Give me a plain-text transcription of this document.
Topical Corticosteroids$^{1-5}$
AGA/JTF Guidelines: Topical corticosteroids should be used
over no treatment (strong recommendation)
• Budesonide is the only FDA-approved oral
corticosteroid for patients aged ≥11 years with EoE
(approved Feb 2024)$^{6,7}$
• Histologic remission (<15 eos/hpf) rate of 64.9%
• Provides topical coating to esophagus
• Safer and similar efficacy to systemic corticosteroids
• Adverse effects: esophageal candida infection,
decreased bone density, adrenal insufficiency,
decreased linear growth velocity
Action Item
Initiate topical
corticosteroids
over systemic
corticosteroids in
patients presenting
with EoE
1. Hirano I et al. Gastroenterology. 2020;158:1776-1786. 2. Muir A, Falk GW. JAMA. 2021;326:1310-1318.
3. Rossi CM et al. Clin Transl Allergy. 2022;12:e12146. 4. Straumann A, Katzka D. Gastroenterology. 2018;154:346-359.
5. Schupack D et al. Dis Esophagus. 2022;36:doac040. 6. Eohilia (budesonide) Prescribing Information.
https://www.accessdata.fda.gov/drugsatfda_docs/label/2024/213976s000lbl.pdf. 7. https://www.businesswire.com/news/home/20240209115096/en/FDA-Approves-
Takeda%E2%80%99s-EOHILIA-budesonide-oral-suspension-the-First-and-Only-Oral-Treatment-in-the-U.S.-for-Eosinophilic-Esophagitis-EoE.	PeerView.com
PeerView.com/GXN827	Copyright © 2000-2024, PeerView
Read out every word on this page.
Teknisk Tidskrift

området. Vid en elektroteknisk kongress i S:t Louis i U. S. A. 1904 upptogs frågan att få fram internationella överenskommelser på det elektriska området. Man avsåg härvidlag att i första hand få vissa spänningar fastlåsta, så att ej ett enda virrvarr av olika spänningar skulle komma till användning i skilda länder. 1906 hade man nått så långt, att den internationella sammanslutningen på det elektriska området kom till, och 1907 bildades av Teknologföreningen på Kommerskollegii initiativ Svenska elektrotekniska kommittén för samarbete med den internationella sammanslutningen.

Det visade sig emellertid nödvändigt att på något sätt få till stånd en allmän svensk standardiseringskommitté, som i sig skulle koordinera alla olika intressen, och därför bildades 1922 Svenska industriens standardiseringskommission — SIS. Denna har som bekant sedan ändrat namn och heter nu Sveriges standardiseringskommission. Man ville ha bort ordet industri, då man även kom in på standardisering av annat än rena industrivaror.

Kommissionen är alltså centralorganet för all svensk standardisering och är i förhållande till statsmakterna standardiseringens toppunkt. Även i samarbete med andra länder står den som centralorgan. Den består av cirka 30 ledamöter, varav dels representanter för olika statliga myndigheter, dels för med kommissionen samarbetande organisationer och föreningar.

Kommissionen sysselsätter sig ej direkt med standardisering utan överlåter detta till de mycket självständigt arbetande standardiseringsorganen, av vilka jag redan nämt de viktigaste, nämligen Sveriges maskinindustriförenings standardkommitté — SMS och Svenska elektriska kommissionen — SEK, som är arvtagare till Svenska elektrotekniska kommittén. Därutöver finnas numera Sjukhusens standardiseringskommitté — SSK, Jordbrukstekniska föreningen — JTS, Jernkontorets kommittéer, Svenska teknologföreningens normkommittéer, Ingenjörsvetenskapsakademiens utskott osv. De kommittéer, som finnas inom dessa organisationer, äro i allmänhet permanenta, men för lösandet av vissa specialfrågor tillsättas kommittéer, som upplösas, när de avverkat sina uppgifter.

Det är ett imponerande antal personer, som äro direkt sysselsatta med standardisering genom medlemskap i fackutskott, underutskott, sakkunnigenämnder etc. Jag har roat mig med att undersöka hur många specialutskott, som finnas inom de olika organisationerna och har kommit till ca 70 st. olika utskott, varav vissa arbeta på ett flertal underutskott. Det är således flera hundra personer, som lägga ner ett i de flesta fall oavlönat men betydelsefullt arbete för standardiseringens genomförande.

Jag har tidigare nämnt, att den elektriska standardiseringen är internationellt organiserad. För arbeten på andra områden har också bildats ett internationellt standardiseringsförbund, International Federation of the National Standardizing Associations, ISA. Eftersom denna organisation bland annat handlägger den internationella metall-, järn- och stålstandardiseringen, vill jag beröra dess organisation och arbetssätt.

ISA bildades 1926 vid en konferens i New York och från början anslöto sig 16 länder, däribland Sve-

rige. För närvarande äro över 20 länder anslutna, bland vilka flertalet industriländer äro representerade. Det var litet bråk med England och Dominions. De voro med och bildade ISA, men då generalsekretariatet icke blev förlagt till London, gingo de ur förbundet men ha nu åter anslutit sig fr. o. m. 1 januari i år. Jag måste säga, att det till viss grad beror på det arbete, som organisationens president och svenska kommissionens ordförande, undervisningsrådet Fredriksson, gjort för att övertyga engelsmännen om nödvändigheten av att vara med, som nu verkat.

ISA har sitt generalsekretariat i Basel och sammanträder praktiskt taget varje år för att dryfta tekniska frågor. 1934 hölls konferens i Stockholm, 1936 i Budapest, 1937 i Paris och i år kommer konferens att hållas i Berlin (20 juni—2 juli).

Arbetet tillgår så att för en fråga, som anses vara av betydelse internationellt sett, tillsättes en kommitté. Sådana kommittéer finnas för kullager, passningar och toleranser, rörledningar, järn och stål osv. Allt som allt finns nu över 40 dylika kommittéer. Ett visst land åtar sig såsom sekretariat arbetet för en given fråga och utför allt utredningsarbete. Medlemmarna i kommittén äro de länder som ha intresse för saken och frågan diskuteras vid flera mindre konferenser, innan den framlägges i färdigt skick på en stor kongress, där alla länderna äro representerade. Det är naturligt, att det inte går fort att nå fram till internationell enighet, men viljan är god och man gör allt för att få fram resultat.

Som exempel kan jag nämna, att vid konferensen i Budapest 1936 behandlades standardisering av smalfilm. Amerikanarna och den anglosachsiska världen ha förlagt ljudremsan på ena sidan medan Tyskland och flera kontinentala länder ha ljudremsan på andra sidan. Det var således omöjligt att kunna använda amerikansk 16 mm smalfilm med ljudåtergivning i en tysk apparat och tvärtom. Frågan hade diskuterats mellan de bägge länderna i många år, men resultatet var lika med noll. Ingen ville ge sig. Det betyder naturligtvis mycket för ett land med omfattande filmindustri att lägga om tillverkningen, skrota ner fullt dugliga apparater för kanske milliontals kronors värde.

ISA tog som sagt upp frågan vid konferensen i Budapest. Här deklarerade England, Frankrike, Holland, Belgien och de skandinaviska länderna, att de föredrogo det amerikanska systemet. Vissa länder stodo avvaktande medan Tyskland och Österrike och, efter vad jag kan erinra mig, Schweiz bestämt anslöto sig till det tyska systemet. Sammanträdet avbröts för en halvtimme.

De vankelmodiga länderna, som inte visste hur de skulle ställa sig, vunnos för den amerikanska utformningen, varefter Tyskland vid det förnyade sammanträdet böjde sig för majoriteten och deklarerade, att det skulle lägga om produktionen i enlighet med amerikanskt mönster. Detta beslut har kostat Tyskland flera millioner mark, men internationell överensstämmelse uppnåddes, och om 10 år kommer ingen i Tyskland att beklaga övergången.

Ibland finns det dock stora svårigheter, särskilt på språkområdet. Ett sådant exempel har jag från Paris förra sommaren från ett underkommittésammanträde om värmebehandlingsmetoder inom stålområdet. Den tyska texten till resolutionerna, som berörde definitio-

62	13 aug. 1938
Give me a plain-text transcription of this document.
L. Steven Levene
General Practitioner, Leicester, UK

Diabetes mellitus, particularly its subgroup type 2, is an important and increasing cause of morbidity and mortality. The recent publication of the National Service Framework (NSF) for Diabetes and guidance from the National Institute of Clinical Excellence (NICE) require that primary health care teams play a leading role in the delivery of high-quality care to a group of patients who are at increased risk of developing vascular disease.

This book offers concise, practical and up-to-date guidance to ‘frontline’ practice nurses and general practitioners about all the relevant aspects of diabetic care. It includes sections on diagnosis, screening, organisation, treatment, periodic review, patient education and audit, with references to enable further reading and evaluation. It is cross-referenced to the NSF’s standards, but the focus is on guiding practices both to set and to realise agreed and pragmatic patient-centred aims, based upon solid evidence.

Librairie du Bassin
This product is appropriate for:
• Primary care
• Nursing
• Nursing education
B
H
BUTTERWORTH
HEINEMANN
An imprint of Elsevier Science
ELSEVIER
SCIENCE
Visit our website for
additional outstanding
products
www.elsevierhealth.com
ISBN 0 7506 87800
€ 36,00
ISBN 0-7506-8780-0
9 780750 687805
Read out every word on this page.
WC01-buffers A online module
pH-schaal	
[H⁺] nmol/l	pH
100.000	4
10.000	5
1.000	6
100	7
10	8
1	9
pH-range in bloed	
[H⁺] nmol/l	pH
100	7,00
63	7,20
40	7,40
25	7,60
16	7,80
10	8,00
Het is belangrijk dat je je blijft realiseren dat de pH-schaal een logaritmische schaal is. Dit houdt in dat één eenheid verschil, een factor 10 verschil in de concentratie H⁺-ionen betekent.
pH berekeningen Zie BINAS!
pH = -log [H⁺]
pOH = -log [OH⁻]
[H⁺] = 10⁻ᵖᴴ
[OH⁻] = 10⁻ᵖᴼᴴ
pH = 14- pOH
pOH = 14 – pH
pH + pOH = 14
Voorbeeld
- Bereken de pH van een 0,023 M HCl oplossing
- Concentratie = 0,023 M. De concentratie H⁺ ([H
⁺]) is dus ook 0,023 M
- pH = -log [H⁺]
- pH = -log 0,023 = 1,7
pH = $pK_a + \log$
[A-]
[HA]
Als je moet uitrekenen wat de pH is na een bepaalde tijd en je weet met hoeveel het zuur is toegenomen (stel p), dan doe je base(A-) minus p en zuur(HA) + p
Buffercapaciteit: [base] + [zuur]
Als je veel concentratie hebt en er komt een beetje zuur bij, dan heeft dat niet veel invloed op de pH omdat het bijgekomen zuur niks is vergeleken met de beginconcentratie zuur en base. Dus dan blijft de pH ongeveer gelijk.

### EXERCISE OBJECTIVE
Report back every line of the entries in which "patients" occurs.

### EXERCISE OUTPUT
corticosteroid for patients aged ≥11 years with EoE
patients presenting
Diabetes mellitus, particularly its subgroup type 2, is an important and increasing cause of morbidity and mortality. The recent publication of the National Service Framework (NSF) for Diabetes and guidance from the National Institute of Clinical Excellence (NICE) require that primary health care teams play a leading role in the delivery of high-quality care to a group of patients who are at increased risk of developing vascular disease.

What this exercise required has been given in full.